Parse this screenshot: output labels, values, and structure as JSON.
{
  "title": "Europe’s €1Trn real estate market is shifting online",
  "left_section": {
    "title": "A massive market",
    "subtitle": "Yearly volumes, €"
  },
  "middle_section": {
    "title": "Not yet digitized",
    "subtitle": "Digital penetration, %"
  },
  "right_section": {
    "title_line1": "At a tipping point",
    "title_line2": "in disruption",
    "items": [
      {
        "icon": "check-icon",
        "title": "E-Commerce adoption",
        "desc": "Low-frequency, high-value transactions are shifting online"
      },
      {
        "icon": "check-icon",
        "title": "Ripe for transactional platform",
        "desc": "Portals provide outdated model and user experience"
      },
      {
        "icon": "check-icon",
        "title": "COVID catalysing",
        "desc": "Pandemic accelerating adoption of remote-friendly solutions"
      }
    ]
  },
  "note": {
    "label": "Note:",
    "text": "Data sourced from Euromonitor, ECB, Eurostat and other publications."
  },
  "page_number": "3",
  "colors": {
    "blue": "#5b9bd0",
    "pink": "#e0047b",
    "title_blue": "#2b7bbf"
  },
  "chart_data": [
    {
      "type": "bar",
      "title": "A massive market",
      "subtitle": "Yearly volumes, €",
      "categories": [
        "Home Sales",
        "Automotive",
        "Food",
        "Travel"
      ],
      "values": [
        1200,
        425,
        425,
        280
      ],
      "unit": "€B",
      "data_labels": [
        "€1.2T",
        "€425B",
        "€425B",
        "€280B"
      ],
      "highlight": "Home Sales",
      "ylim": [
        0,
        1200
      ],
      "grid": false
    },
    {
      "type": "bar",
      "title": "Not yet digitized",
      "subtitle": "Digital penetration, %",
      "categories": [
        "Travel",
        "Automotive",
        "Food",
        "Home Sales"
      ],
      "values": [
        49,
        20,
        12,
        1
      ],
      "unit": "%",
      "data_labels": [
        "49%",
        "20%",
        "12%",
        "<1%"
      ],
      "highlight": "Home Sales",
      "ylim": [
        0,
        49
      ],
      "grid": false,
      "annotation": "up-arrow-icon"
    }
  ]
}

What you have to do: Write out every record verbatim.

Exercise answer:
Parse this screenshot: output labels, values, and structure as JSON.
{
  "title": "Europe’s €1Trn real estate market is shifting online",
  "left_section": {
    "title": "A massive market",
    "subtitle": "Yearly volumes, €"
  },
  "middle_section": {
    "title": "Not yet digitized",
    "subtitle": "Digital penetration, %"
  },
  "right_section": {
    "title_line1": "At a tipping point",
    "title_line2": "in disruption",
    "items": [
      {
        "icon": "check-icon",
        "title": "E-Commerce adoption",
        "desc": "Low-frequency, high-value transactions are shifting online"
      },
      {
        "icon": "check-icon",
        "title": "Ripe for transactional platform",
        "desc": "Portals provide outdated model and user experience"
      },
      {
        "icon": "check-icon",
        "title": "COVID catalysing",
        "desc": "Pandemic accelerating adoption of remote-friendly solutions"
      }
    ]
  },
  "note": {
    "label": "Note:",
    "text": "Data sourced from Euromonitor, ECB, Eurostat and other publications."
  },
  "page_number": "3",
  "colors": {
    "blue": "#5b9bd0",
    "pink": "#e0047b",
    "title_blue": "#2b7bbf"
  },
  "chart_data": [
    {
      "type": "bar",
      "title": "A massive market",
      "subtitle": "Yearly volumes, €",
      "categories": [
        "Home Sales",
        "Automotive",
        "Food",
        "Travel"
      ],
      "values": [
        1200,
        425,
        425,
        280
      ],
      "unit": "€B",
      "data_labels": [
        "€1.2T",
        "€425B",
        "€425B",
        "€280B"
      ],
      "highlight": "Home Sales",
      "ylim": [
        0,
        1200
      ],
      "grid": false
    },
    {
      "type": "bar",
      "title": "Not yet digitized",
      "subtitle": "Digital penetration, %",
      "categories": [
        "Travel",
        "Automotive",
        "Food",
        "Home Sales"
      ],
      "values": [
        49,
        20,
        12,
        1
      ],
      "unit": "%",
      "data_labels": [
        "49%",
        "20%",
        "12%",
        "<1%"
      ],
      "highlight": "Home Sales",
      "ylim": [
        0,
        49
      ],
      "grid": false,
      "annotation": "up-arrow-icon"
    }
  ]
}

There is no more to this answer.